▶ Requirements
Say how many lines in the records include the string "jurídicas", adding no other words.
*** Exercise data ***
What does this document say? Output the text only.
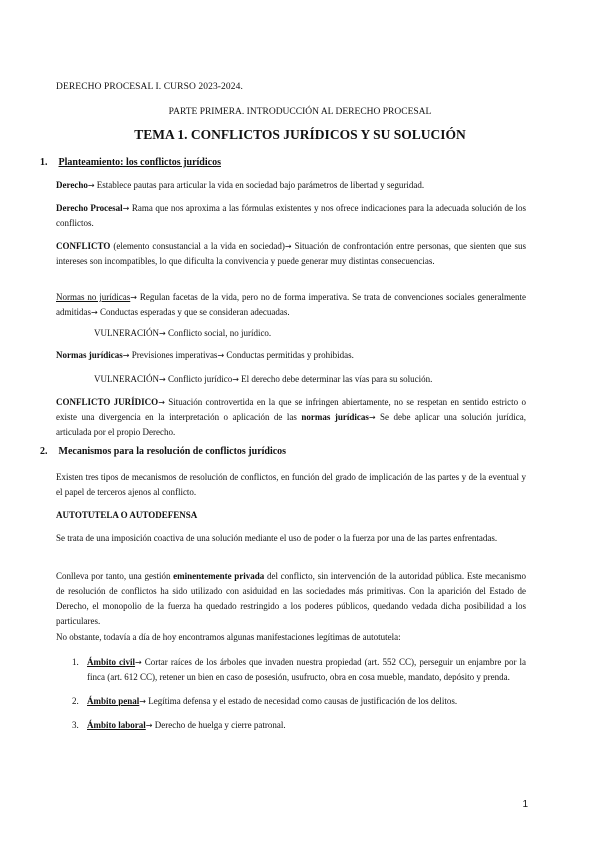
DERECHO PROCESAL I. CURSO 2023-2024.
PARTE PRIMERA. INTRODUCCIÓN AL DERECHO PROCESAL
TEMA 1. CONFLICTOS JURÍDICOS Y SU SOLUCIÓN
1. Planteamiento: los conflictos jurídicos

Derecho→ Establece pautas para articular la vida en sociedad bajo parámetros de libertad y seguridad.

Derecho Procesal→ Rama que nos aproxima a las fórmulas existentes y nos ofrece indicaciones para la adecuada solución de los conflictos.

CONFLICTO (elemento consustancial a la vida en sociedad)→ Situación de confrontación entre personas, que sienten que sus intereses son incompatibles, lo que dificulta la convivencia y puede generar muy distintas consecuencias.

Normas no jurídicas→ Regulan facetas de la vida, pero no de forma imperativa. Se trata de convenciones sociales generalmente admitidas→ Conductas esperadas y que se consideran adecuadas.

VULNERACIÓN→ Conflicto social, no jurídico.

Normas jurídicas→ Previsiones imperativas→ Conductas permitidas y prohibidas.

VULNERACIÓN→ Conflicto jurídico→ El derecho debe determinar las vías para su solución.

CONFLICTO JURÍDICO→ Situación controvertida en la que se infringen abiertamente, no se respetan en sentido estricto o existe una divergencia en la interpretación o aplicación de las normas jurídicas→ Se debe aplicar una solución jurídica, articulada por el propio Derecho.

2. Mecanismos para la resolución de conflictos jurídicos

Existen tres tipos de mecanismos de resolución de conflictos, en función del grado de implicación de las partes y de la eventual y el papel de terceros ajenos al conflicto.

AUTOTUTELA O AUTODEFENSA

Se trata de una imposición coactiva de una solución mediante el uso de poder o la fuerza por una de las partes enfrentadas.

Conlleva por tanto, una gestión eminentemente privada del conflicto, sin intervención de la autoridad pública. Este mecanismo de resolución de conflictos ha sido utilizado con asiduidad en las sociedades más primitivas. Con la aparición del Estado de Derecho, el monopolio de la fuerza ha quedado restringido a los poderes públicos, quedando vedada dicha posibilidad a los particulares.

No obstante, todavía a día de hoy encontramos algunas manifestaciones legítimas de autotutela:

1. Ámbito civil→ Cortar raíces de los árboles que invaden nuestra propiedad (art. 552 CC), perseguir un enjambre por la finca (art. 612 CC), retener un bien en caso de posesión, usufructo, obra en cosa mueble, mandato, depósito y prenda.
2. Ámbito penal→ Legítima defensa y el estado de necesidad como causas de justificación de los delitos.
3. Ámbito laboral→ Derecho de huelga y cierre patronal.
1
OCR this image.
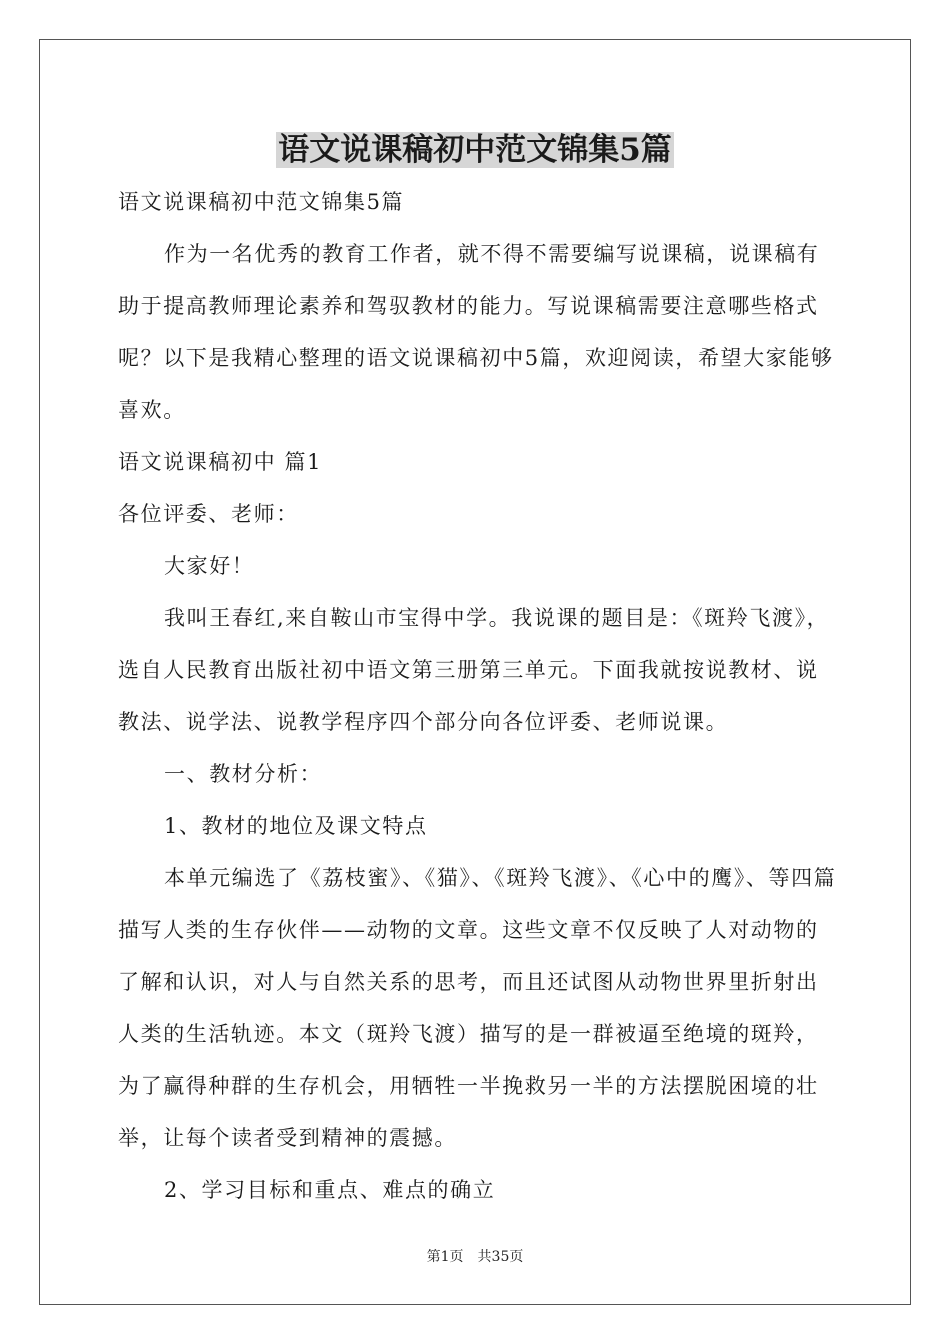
语文说课稿初中范文锦集5篇

语文说课稿初中范文锦集5篇

作为一名优秀的教育工作者，就不得不需要编写说课稿，说课稿有助于提高教师理论素养和驾驭教材的能力。写说课稿需要注意哪些格式呢？以下是我精心整理的语文说课稿初中5篇，欢迎阅读，希望大家能够喜欢。

语文说课稿初中 篇1

各位评委、老师：

大家好！

我叫王春红,来自鞍山市宝得中学。我说课的题目是：《斑羚飞渡》，选自人民教育出版社初中语文第三册第三单元。下面我就按说教材、说教法、说学法、说教学程序四个部分向各位评委、老师说课。

一、教材分析：

1、教材的地位及课文特点

本单元编选了《荔枝蜜》、《猫》、《斑羚飞渡》、《心中的鹰》、等四篇描写人类的生存伙伴——动物的文章。这些文章不仅反映了人对动物的了解和认识，对人与自然关系的思考，而且还试图从动物世界里折射出人类的生活轨迹。本文（斑羚飞渡）描写的是一群被逼至绝境的斑羚，为了赢得种群的生存机会，用牺牲一半挽救另一半的方法摆脱困境的壮举，让每个读者受到精神的震撼。

2、学习目标和重点、难点的确立

第1页 共35页
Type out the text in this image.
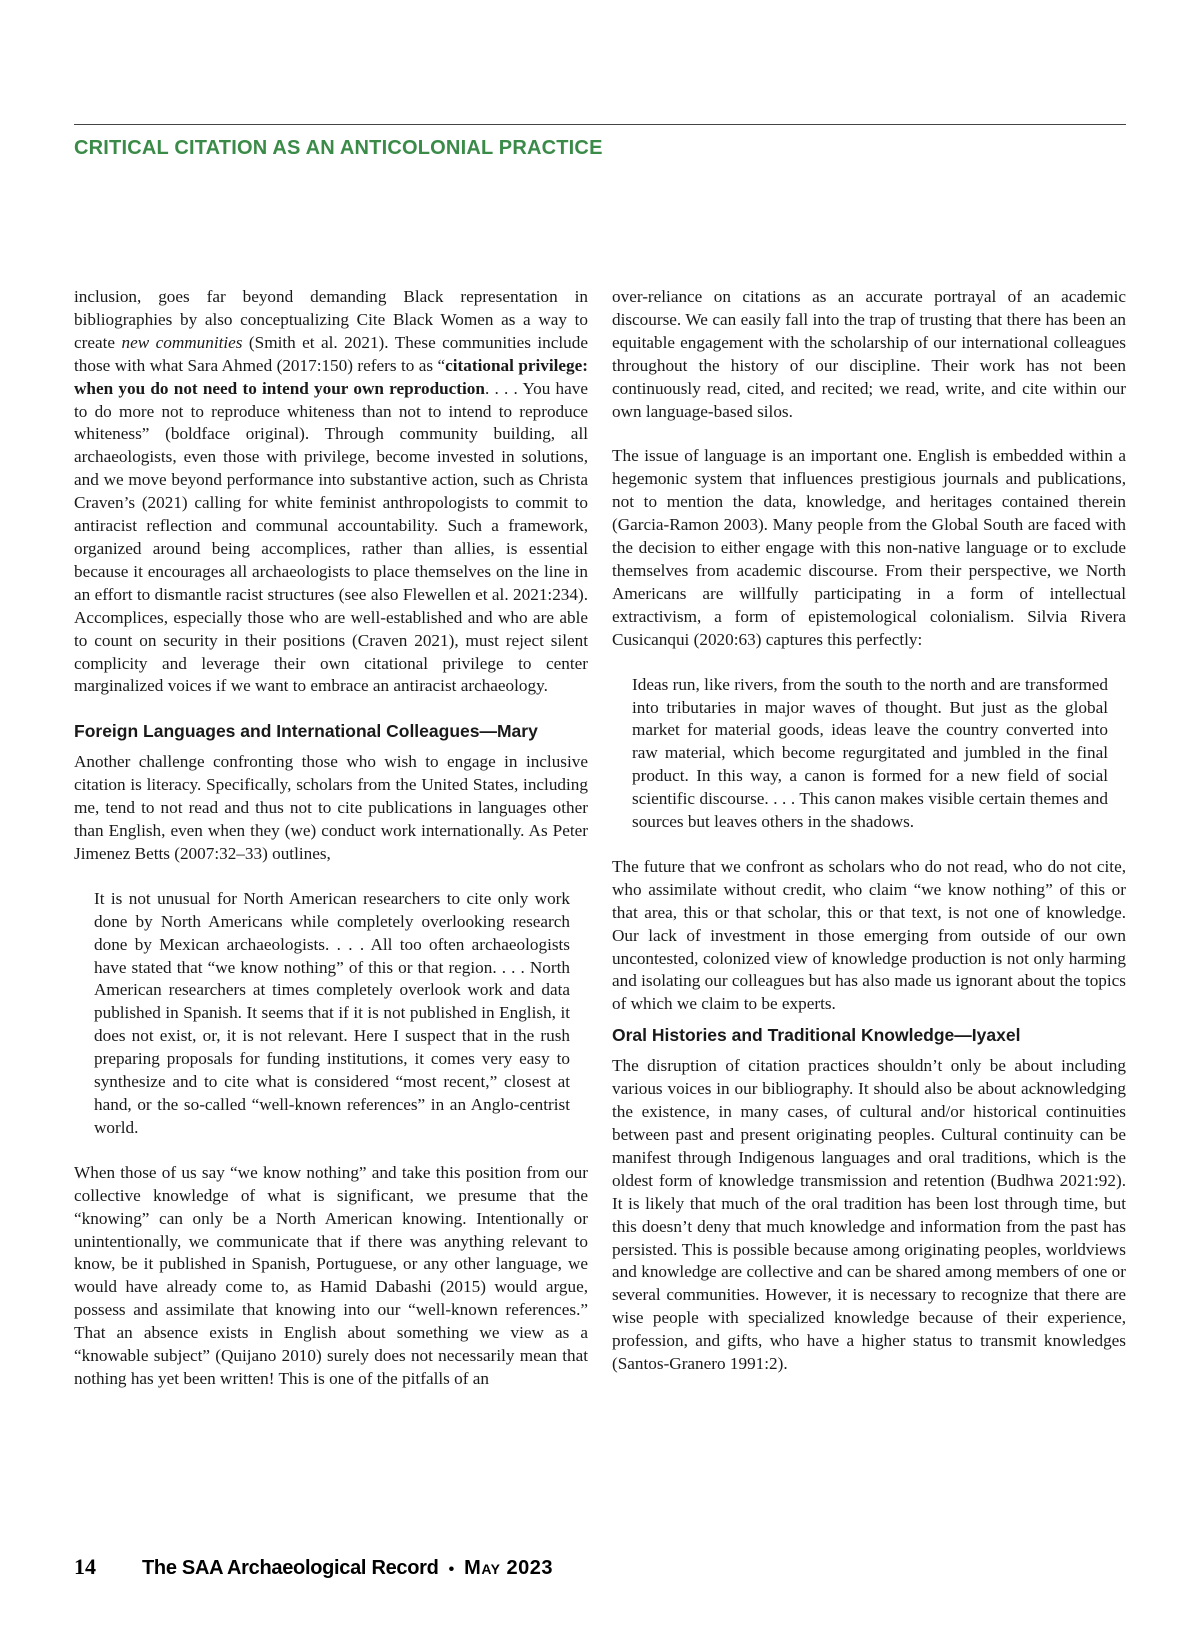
CRITICAL CITATION AS AN ANTICOLONIAL PRACTICE

inclusion, goes far beyond demanding Black representation in bibliographies by also conceptualizing Cite Black Women as a way to create new communities (Smith et al. 2021). These communities include those with what Sara Ahmed (2017:150) refers to as “citational privilege: when you do not need to intend your own reproduction. . . . You have to do more not to reproduce whiteness than not to intend to reproduce whiteness” (boldface original). Through community building, all archaeologists, even those with privilege, become invested in solutions, and we move beyond performance into substantive action, such as Christa Craven’s (2021) calling for white feminist anthropologists to commit to antiracist reflection and communal accountability. Such a framework, organized around being accomplices, rather than allies, is essential because it encourages all archaeologists to place themselves on the line in an effort to dismantle racist structures (see also Flewellen et al. 2021:234). Accomplices, especially those who are well-established and who are able to count on security in their positions (Craven 2021), must reject silent complicity and leverage their own citational privilege to center marginalized voices if we want to embrace an antiracist archaeology.

Foreign Languages and International Colleagues—Mary

Another challenge confronting those who wish to engage in inclusive citation is literacy. Specifically, scholars from the United States, including me, tend to not read and thus not to cite publications in languages other than English, even when they (we) conduct work internationally. As Peter Jimenez Betts (2007:32–33) outlines,

It is not unusual for North American researchers to cite only work done by North Americans while completely overlooking research done by Mexican archaeologists. . . . All too often archaeologists have stated that “we know nothing” of this or that region. . . . North American researchers at times completely overlook work and data published in Spanish. It seems that if it is not published in English, it does not exist, or, it is not relevant. Here I suspect that in the rush preparing proposals for funding institutions, it comes very easy to synthesize and to cite what is considered “most recent,” closest at hand, or the so-called “well-known references” in an Anglo-centrist world.

When those of us say “we know nothing” and take this position from our collective knowledge of what is significant, we presume that the “knowing” can only be a North American knowing. Intentionally or unintentionally, we communicate that if there was anything relevant to know, be it published in Spanish, Portuguese, or any other language, we would have already come to, as Hamid Dabashi (2015) would argue, possess and assimilate that knowing into our “well-known references.” That an absence exists in English about something we view as a “knowable subject” (Quijano 2010) surely does not necessarily mean that nothing has yet been written! This is one of the pitfalls of an

over-reliance on citations as an accurate portrayal of an academic discourse. We can easily fall into the trap of trusting that there has been an equitable engagement with the scholarship of our international colleagues throughout the history of our discipline. Their work has not been continuously read, cited, and recited; we read, write, and cite within our own language-based silos.

The issue of language is an important one. English is embedded within a hegemonic system that influences prestigious journals and publications, not to mention the data, knowledge, and heritages contained therein (Garcia-Ramon 2003). Many people from the Global South are faced with the decision to either engage with this non-native language or to exclude themselves from academic discourse. From their perspective, we North Americans are willfully participating in a form of intellectual extractivism, a form of epistemological colonialism. Silvia Rivera Cusicanqui (2020:63) captures this perfectly:

Ideas run, like rivers, from the south to the north and are transformed into tributaries in major waves of thought. But just as the global market for material goods, ideas leave the country converted into raw material, which become regurgitated and jumbled in the final product. In this way, a canon is formed for a new field of social scientific discourse. . . . This canon makes visible certain themes and sources but leaves others in the shadows.

The future that we confront as scholars who do not read, who do not cite, who assimilate without credit, who claim “we know nothing” of this or that area, this or that scholar, this or that text, is not one of knowledge. Our lack of investment in those emerging from outside of our own uncontested, colonized view of knowledge production is not only harming and isolating our colleagues but has also made us ignorant about the topics of which we claim to be experts.

Oral Histories and Traditional Knowledge—Iyaxel

The disruption of citation practices shouldn’t only be about including various voices in our bibliography. It should also be about acknowledging the existence, in many cases, of cultural and/or historical continuities between past and present originating peoples. Cultural continuity can be manifest through Indigenous languages and oral traditions, which is the oldest form of knowledge transmission and retention (Budhwa 2021:92). It is likely that much of the oral tradition has been lost through time, but this doesn’t deny that much knowledge and information from the past has persisted. This is possible because among originating peoples, worldviews and knowledge are collective and can be shared among members of one or several communities. However, it is necessary to recognize that there are wise people with specialized knowledge because of their experience, profession, and gifts, who have a higher status to transmit knowledges (Santos-Granero 1991:2).

14	The SAA Archaeological Record • May 2023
***
▶ Task result
3